▸ ABOUT THIS EXERCISE
Restate the entries below word for word, omitting nothing.

[Entries of transcribed document text]

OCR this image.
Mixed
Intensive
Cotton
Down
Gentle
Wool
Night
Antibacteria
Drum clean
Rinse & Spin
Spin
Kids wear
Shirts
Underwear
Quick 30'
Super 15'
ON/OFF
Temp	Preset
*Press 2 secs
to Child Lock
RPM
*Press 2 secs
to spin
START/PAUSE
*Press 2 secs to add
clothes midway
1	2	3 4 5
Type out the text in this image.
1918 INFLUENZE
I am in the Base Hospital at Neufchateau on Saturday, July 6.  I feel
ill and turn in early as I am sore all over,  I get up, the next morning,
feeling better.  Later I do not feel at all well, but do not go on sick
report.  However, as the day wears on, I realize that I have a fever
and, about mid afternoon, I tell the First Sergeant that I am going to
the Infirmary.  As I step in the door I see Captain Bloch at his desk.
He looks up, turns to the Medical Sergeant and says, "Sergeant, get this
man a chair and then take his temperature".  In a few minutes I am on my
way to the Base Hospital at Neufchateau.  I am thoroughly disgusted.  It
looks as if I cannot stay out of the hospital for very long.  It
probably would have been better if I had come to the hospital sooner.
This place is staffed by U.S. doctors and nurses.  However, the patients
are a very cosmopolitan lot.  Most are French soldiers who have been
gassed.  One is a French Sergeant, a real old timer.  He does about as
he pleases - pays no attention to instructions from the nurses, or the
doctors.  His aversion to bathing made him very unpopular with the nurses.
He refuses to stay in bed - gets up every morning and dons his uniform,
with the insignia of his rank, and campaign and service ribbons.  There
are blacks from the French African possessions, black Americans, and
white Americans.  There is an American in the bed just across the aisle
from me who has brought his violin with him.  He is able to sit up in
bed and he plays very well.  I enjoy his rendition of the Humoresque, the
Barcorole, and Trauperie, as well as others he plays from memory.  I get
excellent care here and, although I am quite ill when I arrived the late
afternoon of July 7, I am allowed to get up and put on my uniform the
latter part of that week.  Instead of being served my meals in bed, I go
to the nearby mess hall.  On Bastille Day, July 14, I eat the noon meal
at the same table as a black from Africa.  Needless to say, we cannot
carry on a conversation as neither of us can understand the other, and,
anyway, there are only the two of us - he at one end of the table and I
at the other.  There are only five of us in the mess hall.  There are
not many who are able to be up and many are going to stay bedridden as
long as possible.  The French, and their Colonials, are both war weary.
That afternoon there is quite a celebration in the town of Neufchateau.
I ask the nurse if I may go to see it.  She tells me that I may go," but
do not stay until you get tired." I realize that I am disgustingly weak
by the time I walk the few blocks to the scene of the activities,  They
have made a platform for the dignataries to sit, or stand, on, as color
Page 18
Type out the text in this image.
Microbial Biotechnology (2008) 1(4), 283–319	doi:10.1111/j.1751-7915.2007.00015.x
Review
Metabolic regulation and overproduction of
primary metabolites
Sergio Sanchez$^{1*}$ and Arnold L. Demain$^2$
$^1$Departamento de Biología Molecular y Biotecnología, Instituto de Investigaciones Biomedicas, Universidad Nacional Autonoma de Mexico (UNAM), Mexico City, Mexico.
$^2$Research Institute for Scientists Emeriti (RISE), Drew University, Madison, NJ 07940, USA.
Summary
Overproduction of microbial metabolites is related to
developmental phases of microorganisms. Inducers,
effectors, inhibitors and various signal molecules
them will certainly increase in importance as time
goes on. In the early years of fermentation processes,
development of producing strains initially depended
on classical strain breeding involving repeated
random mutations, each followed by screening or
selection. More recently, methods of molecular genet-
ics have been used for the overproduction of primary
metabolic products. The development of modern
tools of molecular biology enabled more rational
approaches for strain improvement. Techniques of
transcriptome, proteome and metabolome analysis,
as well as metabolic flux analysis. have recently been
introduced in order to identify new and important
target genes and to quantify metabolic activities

▸ EXPECTED ANSWER
OCR this image.
Mixed
Intensive
Cotton
Down
Gentle
Wool
Night
Antibacteria
Drum clean
Rinse & Spin
Spin
Kids wear
Shirts
Underwear
Quick 30'
Super 15'
ON/OFF
Temp	Preset
*Press 2 secs
to Child Lock
RPM
*Press 2 secs
to spin
START/PAUSE
*Press 2 secs to add
clothes midway
1	2	3 4 5
Type out the text in this image.
1918 INFLUENZE
I am in the Base Hospital at Neufchateau on Saturday, July 6.  I feel
ill and turn in early as I am sore all over,  I get up, the next morning,
feeling better.  Later I do not feel at all well, but do not go on sick
report.  However, as the day wears on, I realize that I have a fever
and, about mid afternoon, I tell the First Sergeant that I am going to
the Infirmary.  As I step in the door I see Captain Bloch at his desk.
He looks up, turns to the Medical Sergeant and says, "Sergeant, get this
man a chair and then take his temperature".  In a few minutes I am on my
way to the Base Hospital at Neufchateau.  I am thoroughly disgusted.  It
looks as if I cannot stay out of the hospital for very long.  It
probably would have been better if I had come to the hospital sooner.
This place is staffed by U.S. doctors and nurses.  However, the patients
are a very cosmopolitan lot.  Most are French soldiers who have been
gassed.  One is a French Sergeant, a real old timer.  He does about as
he pleases - pays no attention to instructions from the nurses, or the
doctors.  His aversion to bathing made him very unpopular with the nurses.
He refuses to stay in bed - gets up every morning and dons his uniform,
with the insignia of his rank, and campaign and service ribbons.  There
are blacks from the French African possessions, black Americans, and
white Americans.  There is an American in the bed just across the aisle
from me who has brought his violin with him.  He is able to sit up in
bed and he plays very well.  I enjoy his rendition of the Humoresque, the
Barcorole, and Trauperie, as well as others he plays from memory.  I get
excellent care here and, although I am quite ill when I arrived the late
afternoon of July 7, I am allowed to get up and put on my uniform the
latter part of that week.  Instead of being served my meals in bed, I go
to the nearby mess hall.  On Bastille Day, July 14, I eat the noon meal
at the same table as a black from Africa.  Needless to say, we cannot
carry on a conversation as neither of us can understand the other, and,
anyway, there are only the two of us - he at one end of the table and I
at the other.  There are only five of us in the mess hall.  There are
not many who are able to be up and many are going to stay bedridden as
long as possible.  The French, and their Colonials, are both war weary.
That afternoon there is quite a celebration in the town of Neufchateau.
I ask the nurse if I may go to see it.  She tells me that I may go," but
do not stay until you get tired." I realize that I am disgustingly weak
by the time I walk the few blocks to the scene of the activities,  They
have made a platform for the dignataries to sit, or stand, on, as color
Page 18
Type out the text in this image.
Microbial Biotechnology (2008) 1(4), 283–319	doi:10.1111/j.1751-7915.2007.00015.x
Review
Metabolic regulation and overproduction of
primary metabolites
Sergio Sanchez$^{1*}$ and Arnold L. Demain$^2$
$^1$Departamento de Biología Molecular y Biotecnología, Instituto de Investigaciones Biomedicas, Universidad Nacional Autonoma de Mexico (UNAM), Mexico City, Mexico.
$^2$Research Institute for Scientists Emeriti (RISE), Drew University, Madison, NJ 07940, USA.
Summary
Overproduction of microbial metabolites is related to
developmental phases of microorganisms. Inducers,
effectors, inhibitors and various signal molecules
them will certainly increase in importance as time
goes on. In the early years of fermentation processes,
development of producing strains initially depended
on classical strain breeding involving repeated
random mutations, each followed by screening or
selection. More recently, methods of molecular genet-
ics have been used for the overproduction of primary
metabolic products. The development of modern
tools of molecular biology enabled more rational
approaches for strain improvement. Techniques of
transcriptome, proteome and metabolome analysis,
as well as metabolic flux analysis. have recently been
introduced in order to identify new and important
target genes and to quantify metabolic activities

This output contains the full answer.